— start of INPUT —
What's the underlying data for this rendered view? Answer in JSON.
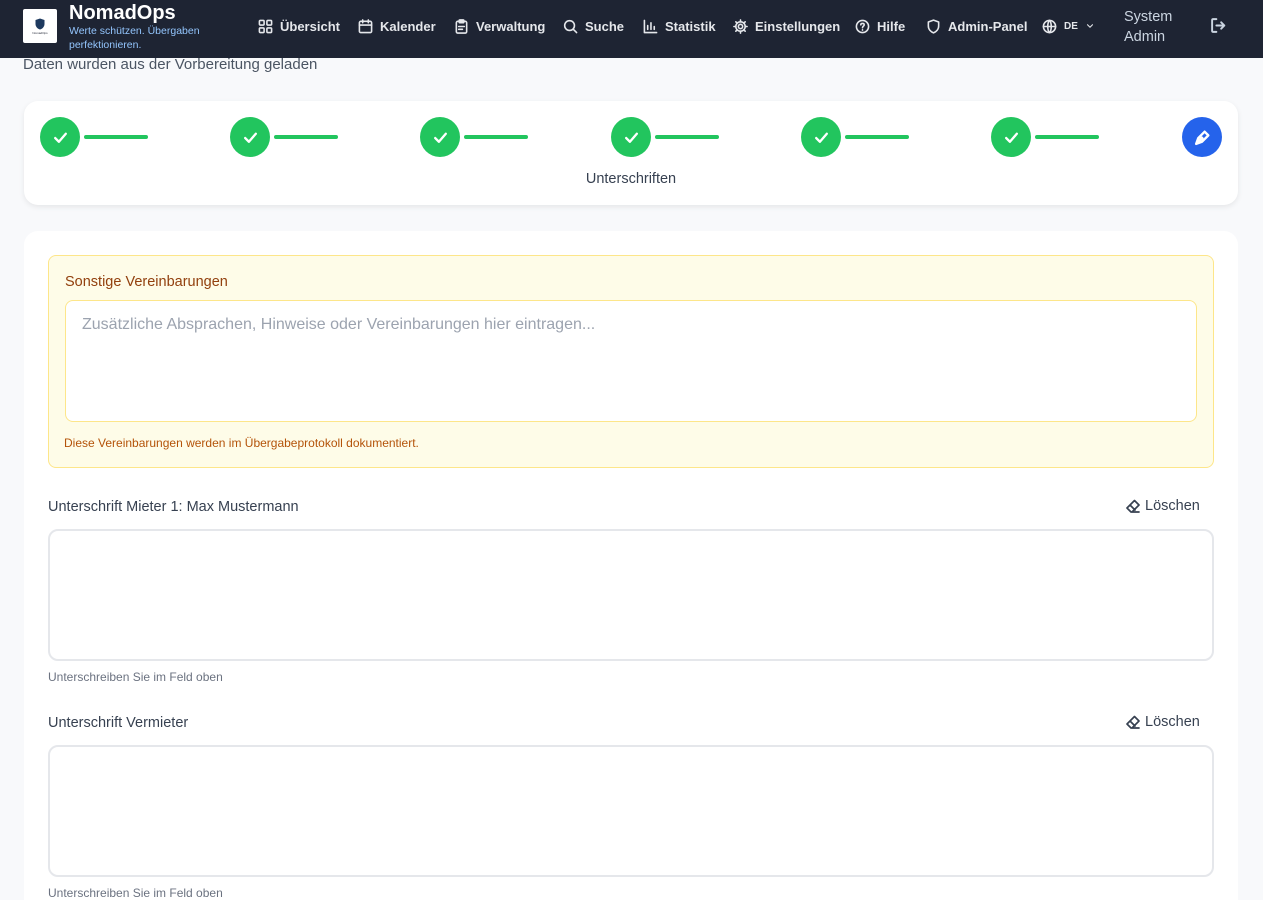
{
  "brand": {
    "name": "NomadOps",
    "tagline": "Werte schützen. Übergaben perfektionieren.",
    "logo_text": "NomadOps"
  },
  "nav": {
    "items": [
      {
        "label": "Übersicht",
        "icon": "grid-icon"
      },
      {
        "label": "Kalender",
        "icon": "calendar-icon"
      },
      {
        "label": "Verwaltung",
        "icon": "clipboard-icon"
      },
      {
        "label": "Suche",
        "icon": "search-icon"
      },
      {
        "label": "Statistik",
        "icon": "bar-chart-icon"
      },
      {
        "label": "Einstellungen",
        "icon": "gear-icon"
      },
      {
        "label": "Hilfe",
        "icon": "help-circle-icon"
      },
      {
        "label": "Admin-Panel",
        "icon": "shield-icon"
      }
    ],
    "language": "DE",
    "user": "System Admin"
  },
  "status_text": "Daten wurden aus der Vorbereitung geladen",
  "stepper": {
    "completed_steps": 6,
    "current_step": 7,
    "total_steps": 7,
    "current_label": "Unterschriften"
  },
  "agreements": {
    "title": "Sonstige Vereinbarungen",
    "placeholder": "Zusätzliche Absprachen, Hinweise oder Vereinbarungen hier eintragen...",
    "value": "",
    "note": "Diese Vereinbarungen werden im Übergabeprotokoll dokumentiert."
  },
  "signatures": {
    "tenant": {
      "label": "Unterschrift Mieter 1: Max Mustermann",
      "clear_label": "Löschen",
      "hint": "Unterschreiben Sie im Feld oben"
    },
    "landlord": {
      "label": "Unterschrift Vermieter",
      "clear_label": "Löschen",
      "hint": "Unterschreiben Sie im Feld oben"
    }
  },
  "colors": {
    "nav_bg": "#1e2433",
    "step_done": "#22c55e",
    "step_active": "#2563eb",
    "agree_bg": "#fefce8"
  }
}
— end of INPUT —
_REQUIREMENTS_
Set each line of the records down exactly, leaving every picture out.

_SOLUTION BELOW_
What's the underlying data for this rendered view? Answer in JSON.
{
  "brand": {
    "name": "NomadOps",
    "tagline": "Werte schützen. Übergaben perfektionieren.",
    "logo_text": "NomadOps"
  },
  "nav": {
    "items": [
      {
        "label": "Übersicht",
        "icon": "grid-icon"
      },
      {
        "label": "Kalender",
        "icon": "calendar-icon"
      },
      {
        "label": "Verwaltung",
        "icon": "clipboard-icon"
      },
      {
        "label": "Suche",
        "icon": "search-icon"
      },
      {
        "label": "Statistik",
        "icon": "bar-chart-icon"
      },
      {
        "label": "Einstellungen",
        "icon": "gear-icon"
      },
      {
        "label": "Hilfe",
        "icon": "help-circle-icon"
      },
      {
        "label": "Admin-Panel",
        "icon": "shield-icon"
      }
    ],
    "language": "DE",
    "user": "System Admin"
  },
  "status_text": "Daten wurden aus der Vorbereitung geladen",
  "stepper": {
    "completed_steps": 6,
    "current_step": 7,
    "total_steps": 7,
    "current_label": "Unterschriften"
  },
  "agreements": {
    "title": "Sonstige Vereinbarungen",
    "placeholder": "Zusätzliche Absprachen, Hinweise oder Vereinbarungen hier eintragen...",
    "value": "",
    "note": "Diese Vereinbarungen werden im Übergabeprotokoll dokumentiert."
  },
  "signatures": {
    "tenant": {
      "label": "Unterschrift Mieter 1: Max Mustermann",
      "clear_label": "Löschen",
      "hint": "Unterschreiben Sie im Feld oben"
    },
    "landlord": {
      "label": "Unterschrift Vermieter",
      "clear_label": "Löschen",
      "hint": "Unterschreiben Sie im Feld oben"
    }
  },
  "colors": {
    "nav_bg": "#1e2433",
    "step_done": "#22c55e",
    "step_active": "#2563eb",
    "agree_bg": "#fefce8"
  }
}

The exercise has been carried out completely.